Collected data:
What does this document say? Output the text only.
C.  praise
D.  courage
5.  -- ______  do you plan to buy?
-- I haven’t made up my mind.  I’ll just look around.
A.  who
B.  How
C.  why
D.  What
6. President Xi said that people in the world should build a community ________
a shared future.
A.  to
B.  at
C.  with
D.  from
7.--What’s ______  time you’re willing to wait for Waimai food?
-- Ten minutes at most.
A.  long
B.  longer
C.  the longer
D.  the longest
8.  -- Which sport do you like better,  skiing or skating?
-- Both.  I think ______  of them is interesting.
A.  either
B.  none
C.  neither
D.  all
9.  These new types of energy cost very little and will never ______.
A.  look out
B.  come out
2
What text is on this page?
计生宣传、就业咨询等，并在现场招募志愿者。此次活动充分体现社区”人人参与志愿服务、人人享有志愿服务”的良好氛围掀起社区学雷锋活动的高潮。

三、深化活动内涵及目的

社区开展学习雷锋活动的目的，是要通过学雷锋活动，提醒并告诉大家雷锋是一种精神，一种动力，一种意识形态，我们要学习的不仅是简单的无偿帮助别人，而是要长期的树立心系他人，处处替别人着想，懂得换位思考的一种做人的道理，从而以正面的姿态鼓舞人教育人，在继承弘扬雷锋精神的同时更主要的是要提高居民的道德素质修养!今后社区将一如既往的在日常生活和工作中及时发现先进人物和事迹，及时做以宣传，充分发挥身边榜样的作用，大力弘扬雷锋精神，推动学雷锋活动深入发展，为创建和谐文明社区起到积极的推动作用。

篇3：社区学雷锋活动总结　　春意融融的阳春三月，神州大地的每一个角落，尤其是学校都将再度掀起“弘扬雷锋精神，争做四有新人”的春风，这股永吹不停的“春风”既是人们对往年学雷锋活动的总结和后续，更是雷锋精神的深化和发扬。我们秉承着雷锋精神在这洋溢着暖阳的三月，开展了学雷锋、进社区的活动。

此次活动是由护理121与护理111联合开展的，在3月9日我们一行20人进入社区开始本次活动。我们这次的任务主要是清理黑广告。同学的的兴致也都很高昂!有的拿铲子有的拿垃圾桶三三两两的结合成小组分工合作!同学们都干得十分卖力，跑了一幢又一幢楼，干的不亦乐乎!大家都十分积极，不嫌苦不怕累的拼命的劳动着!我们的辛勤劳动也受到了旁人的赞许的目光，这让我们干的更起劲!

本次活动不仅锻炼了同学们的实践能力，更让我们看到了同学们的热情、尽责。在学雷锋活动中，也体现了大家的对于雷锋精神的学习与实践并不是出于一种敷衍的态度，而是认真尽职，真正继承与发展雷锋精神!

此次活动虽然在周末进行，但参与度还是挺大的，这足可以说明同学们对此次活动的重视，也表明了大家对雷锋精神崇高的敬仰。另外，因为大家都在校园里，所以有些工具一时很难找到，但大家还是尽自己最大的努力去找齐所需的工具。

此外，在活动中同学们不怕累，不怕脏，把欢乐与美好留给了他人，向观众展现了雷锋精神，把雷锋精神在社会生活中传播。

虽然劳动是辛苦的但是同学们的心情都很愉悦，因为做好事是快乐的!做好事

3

Your instructions:
Every line of the listing that holds "What" is to be counted; give only the resulting number.

Solution:
4